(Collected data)
********
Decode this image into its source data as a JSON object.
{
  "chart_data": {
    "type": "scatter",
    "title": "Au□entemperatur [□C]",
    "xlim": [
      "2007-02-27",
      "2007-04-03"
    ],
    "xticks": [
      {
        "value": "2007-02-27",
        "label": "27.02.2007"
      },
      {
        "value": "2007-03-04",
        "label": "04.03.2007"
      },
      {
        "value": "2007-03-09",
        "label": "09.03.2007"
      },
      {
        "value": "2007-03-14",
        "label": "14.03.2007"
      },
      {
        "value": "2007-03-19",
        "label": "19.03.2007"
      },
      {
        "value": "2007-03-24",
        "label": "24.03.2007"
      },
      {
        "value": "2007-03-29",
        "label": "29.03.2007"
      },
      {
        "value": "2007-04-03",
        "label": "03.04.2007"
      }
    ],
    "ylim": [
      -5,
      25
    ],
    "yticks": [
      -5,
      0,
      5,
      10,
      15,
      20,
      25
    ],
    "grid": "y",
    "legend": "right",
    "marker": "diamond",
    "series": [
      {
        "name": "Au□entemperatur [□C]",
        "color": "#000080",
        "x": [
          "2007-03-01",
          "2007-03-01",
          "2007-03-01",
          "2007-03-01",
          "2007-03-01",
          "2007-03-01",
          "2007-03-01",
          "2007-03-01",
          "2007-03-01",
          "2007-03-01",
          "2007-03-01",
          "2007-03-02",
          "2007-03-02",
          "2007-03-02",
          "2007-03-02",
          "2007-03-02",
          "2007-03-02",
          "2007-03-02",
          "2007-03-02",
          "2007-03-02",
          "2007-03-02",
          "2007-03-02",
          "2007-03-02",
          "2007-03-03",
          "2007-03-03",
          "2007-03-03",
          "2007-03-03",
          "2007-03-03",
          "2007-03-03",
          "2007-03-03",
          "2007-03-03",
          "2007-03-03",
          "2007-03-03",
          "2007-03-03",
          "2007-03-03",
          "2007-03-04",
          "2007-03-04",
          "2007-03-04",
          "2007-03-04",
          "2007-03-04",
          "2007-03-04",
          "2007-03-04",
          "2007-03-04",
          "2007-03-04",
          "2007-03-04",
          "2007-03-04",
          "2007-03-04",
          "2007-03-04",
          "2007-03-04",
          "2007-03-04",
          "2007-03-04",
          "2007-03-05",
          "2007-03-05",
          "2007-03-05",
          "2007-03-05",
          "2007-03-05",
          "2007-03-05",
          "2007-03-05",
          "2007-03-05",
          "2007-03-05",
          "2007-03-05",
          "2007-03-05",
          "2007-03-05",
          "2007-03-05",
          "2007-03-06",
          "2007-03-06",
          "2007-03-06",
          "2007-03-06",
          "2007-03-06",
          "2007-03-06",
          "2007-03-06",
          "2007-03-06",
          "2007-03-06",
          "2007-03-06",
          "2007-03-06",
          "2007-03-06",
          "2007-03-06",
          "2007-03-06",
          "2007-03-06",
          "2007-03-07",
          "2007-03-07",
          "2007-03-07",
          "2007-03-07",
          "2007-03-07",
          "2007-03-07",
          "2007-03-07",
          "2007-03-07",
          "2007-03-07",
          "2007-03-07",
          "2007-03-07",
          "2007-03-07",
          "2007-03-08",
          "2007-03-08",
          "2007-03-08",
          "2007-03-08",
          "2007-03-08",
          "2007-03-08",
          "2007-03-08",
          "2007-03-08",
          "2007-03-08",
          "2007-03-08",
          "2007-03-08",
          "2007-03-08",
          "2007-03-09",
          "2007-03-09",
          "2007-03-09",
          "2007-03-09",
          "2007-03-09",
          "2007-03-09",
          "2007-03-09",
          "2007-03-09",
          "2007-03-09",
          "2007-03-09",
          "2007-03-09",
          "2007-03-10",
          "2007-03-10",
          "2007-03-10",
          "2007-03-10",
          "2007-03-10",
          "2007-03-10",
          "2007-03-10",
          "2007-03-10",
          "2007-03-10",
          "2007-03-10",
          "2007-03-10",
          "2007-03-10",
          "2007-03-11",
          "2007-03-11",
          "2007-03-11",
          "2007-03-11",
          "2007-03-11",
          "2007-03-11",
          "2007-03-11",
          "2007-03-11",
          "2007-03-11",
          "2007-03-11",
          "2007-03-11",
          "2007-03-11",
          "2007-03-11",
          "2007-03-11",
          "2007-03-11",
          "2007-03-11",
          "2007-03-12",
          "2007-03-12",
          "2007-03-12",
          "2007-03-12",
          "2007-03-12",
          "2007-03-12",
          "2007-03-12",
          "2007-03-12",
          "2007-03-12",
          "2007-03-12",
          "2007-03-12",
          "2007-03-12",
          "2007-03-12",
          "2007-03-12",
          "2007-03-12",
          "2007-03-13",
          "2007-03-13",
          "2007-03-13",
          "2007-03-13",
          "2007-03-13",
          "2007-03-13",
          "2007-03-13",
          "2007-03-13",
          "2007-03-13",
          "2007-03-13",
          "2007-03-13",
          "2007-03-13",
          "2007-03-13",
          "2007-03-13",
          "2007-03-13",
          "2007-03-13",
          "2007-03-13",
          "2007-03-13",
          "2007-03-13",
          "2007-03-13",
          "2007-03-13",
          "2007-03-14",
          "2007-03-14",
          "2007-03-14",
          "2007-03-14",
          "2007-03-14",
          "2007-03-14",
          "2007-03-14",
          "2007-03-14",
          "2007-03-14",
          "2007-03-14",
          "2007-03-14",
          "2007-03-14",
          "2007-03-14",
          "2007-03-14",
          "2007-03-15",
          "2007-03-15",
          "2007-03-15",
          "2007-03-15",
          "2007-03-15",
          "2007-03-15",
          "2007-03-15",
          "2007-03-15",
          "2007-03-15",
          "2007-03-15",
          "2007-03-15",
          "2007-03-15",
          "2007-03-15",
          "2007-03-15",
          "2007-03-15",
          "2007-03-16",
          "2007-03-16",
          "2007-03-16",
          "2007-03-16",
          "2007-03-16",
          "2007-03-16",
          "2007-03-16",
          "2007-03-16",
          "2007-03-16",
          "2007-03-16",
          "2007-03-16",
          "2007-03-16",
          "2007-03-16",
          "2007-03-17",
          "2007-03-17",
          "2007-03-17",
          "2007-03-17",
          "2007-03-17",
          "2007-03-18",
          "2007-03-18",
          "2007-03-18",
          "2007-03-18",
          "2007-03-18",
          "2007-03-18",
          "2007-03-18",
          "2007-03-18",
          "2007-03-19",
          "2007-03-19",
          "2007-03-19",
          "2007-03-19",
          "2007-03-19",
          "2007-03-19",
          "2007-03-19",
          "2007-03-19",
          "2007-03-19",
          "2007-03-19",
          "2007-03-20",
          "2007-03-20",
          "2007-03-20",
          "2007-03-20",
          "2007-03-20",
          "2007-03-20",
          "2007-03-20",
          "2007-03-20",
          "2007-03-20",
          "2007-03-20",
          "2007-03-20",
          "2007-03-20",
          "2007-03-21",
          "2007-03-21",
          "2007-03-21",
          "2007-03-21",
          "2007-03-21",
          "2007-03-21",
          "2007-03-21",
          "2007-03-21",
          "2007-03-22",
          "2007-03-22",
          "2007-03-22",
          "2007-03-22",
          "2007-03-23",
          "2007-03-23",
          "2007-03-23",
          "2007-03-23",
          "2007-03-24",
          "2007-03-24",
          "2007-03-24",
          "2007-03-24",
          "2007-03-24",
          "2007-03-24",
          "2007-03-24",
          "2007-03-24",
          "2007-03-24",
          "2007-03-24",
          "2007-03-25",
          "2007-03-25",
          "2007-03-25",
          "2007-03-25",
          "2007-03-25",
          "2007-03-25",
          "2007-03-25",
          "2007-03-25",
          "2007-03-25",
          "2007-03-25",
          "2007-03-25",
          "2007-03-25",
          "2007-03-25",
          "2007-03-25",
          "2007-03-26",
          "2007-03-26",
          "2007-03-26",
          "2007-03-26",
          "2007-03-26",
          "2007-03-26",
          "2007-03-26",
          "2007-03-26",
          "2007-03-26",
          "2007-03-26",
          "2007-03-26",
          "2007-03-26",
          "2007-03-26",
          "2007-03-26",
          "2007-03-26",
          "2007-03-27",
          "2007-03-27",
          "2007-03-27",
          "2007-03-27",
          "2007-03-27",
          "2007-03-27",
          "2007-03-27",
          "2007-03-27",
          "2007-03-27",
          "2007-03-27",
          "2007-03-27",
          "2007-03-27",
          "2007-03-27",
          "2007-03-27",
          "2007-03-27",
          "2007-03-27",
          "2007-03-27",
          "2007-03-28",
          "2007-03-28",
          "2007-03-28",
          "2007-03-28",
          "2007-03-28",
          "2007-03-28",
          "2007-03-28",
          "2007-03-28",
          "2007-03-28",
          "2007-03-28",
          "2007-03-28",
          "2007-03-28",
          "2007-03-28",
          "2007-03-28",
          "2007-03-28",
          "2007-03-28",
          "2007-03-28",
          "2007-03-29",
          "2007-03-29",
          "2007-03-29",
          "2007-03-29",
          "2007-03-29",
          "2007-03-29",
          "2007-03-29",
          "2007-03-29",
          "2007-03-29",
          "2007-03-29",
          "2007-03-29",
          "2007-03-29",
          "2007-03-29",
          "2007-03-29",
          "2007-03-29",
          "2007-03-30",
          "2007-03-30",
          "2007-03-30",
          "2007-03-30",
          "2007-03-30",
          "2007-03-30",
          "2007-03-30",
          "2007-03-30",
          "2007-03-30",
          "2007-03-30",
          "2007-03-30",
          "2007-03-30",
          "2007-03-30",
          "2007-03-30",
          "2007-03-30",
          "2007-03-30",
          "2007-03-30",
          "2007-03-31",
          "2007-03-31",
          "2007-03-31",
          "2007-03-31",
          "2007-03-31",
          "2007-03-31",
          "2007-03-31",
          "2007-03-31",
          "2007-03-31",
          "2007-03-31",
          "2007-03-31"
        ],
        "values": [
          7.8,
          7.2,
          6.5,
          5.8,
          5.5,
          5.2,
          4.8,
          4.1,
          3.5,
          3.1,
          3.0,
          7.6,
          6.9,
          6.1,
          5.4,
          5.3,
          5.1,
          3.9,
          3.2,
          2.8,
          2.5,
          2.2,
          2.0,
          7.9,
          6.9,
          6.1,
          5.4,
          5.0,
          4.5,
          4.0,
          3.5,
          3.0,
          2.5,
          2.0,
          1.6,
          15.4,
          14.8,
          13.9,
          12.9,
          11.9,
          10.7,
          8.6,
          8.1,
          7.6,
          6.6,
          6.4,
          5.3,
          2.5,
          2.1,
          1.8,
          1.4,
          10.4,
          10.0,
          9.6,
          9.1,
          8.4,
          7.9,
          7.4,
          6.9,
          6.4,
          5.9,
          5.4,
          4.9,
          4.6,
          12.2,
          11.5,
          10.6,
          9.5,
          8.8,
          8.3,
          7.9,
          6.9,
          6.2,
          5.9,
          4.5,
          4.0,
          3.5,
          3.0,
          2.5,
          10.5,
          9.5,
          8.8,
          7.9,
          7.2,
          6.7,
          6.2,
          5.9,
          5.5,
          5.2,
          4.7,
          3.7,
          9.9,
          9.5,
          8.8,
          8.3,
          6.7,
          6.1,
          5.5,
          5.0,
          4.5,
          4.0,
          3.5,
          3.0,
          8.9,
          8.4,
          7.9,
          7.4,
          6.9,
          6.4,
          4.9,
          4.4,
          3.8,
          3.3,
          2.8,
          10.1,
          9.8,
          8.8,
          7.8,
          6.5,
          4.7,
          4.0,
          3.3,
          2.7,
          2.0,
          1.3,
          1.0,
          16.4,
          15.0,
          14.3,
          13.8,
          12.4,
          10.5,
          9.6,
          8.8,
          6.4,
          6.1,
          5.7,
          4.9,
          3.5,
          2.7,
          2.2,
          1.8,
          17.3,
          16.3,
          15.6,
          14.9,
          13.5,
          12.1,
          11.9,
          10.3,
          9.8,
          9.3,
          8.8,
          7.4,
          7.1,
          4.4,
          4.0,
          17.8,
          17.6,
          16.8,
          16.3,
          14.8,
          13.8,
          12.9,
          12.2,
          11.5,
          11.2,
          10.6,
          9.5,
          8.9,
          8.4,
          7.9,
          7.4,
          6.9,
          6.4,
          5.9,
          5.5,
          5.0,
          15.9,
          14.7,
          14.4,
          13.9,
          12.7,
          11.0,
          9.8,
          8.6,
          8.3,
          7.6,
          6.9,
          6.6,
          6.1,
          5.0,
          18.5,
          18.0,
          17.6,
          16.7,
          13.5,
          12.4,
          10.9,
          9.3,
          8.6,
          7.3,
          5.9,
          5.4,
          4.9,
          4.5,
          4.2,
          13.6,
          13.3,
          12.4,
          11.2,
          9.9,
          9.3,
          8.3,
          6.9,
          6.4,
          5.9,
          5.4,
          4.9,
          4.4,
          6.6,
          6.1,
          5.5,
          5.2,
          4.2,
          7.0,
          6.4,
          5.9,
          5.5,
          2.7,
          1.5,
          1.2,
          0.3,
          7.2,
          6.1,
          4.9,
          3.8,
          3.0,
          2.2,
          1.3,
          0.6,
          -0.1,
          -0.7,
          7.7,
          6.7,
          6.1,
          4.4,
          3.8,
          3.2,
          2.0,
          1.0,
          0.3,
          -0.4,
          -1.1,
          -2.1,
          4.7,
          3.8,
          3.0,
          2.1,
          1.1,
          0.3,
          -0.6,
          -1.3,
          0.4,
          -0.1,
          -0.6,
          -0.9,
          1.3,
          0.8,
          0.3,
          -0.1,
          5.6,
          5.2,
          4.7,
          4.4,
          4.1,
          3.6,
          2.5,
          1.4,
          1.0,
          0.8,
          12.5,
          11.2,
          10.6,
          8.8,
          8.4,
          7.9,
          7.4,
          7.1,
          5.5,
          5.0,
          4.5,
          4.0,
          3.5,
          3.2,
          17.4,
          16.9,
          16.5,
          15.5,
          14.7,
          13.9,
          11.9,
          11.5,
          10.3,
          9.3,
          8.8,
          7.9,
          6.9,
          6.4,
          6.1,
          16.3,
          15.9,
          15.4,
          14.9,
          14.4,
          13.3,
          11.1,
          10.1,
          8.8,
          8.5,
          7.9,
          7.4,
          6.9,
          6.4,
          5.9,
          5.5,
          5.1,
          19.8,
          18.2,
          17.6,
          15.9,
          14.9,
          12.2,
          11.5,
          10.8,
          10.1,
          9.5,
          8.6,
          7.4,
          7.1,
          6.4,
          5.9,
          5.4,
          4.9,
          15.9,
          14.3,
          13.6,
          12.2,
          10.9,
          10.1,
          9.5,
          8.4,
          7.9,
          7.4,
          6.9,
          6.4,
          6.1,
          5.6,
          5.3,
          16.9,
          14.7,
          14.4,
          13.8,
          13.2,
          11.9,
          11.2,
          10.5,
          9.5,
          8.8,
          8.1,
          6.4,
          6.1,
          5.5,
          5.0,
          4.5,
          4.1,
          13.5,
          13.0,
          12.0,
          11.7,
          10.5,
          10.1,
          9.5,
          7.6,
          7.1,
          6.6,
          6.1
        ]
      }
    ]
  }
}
********
Pull every line containing the word "entemperatur" out of the entries above.

    "title": "Au□entemperatur [□C]",
        "name": "Au□entemperatur [□C]",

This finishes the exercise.